## [AIM]
Copy the records below exactly, omitting any pictures they contain.

## [INPUT DATA]
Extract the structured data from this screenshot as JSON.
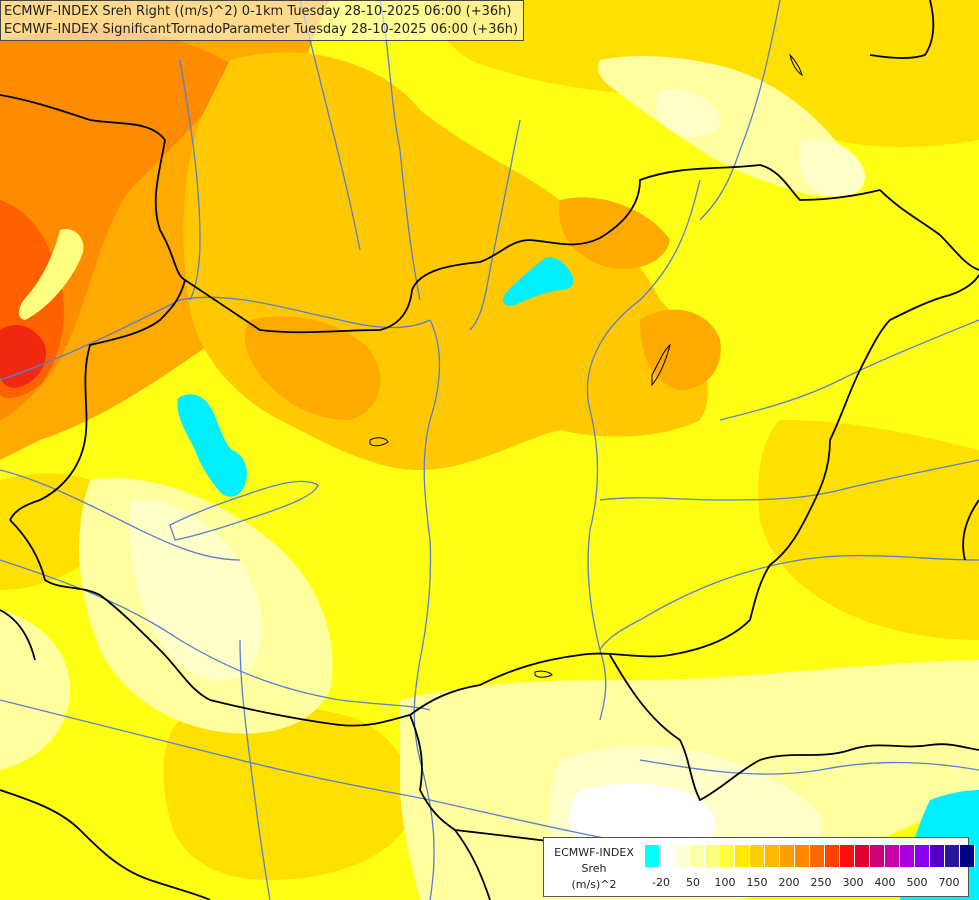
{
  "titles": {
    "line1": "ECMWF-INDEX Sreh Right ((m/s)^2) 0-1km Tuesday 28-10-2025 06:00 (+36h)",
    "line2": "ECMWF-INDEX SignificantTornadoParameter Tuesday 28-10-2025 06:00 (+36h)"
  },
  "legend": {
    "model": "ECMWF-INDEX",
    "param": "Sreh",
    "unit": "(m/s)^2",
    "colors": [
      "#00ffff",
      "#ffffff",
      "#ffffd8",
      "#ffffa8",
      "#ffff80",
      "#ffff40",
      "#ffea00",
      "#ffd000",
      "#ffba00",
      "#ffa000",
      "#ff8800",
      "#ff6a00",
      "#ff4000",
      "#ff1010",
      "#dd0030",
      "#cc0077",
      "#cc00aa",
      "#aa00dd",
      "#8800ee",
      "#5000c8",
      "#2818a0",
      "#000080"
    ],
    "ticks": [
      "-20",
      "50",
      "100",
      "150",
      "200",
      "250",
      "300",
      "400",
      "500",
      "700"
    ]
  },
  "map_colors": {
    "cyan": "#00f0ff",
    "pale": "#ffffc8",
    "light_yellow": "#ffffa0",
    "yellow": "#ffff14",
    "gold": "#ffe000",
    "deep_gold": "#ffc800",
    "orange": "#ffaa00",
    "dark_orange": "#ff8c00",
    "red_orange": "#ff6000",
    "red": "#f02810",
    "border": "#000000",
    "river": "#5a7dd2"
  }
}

## [EXERCISE ANSWER]
Extract the structured data from this screenshot as JSON.
{
  "titles": {
    "line1": "ECMWF-INDEX Sreh Right ((m/s)^2) 0-1km Tuesday 28-10-2025 06:00 (+36h)",
    "line2": "ECMWF-INDEX SignificantTornadoParameter Tuesday 28-10-2025 06:00 (+36h)"
  },
  "legend": {
    "model": "ECMWF-INDEX",
    "param": "Sreh",
    "unit": "(m/s)^2",
    "colors": [
      "#00ffff",
      "#ffffff",
      "#ffffd8",
      "#ffffa8",
      "#ffff80",
      "#ffff40",
      "#ffea00",
      "#ffd000",
      "#ffba00",
      "#ffa000",
      "#ff8800",
      "#ff6a00",
      "#ff4000",
      "#ff1010",
      "#dd0030",
      "#cc0077",
      "#cc00aa",
      "#aa00dd",
      "#8800ee",
      "#5000c8",
      "#2818a0",
      "#000080"
    ],
    "ticks": [
      "-20",
      "50",
      "100",
      "150",
      "200",
      "250",
      "300",
      "400",
      "500",
      "700"
    ]
  },
  "map_colors": {
    "cyan": "#00f0ff",
    "pale": "#ffffc8",
    "light_yellow": "#ffffa0",
    "yellow": "#ffff14",
    "gold": "#ffe000",
    "deep_gold": "#ffc800",
    "orange": "#ffaa00",
    "dark_orange": "#ff8c00",
    "red_orange": "#ff6000",
    "red": "#f02810",
    "border": "#000000",
    "river": "#5a7dd2"
  }
}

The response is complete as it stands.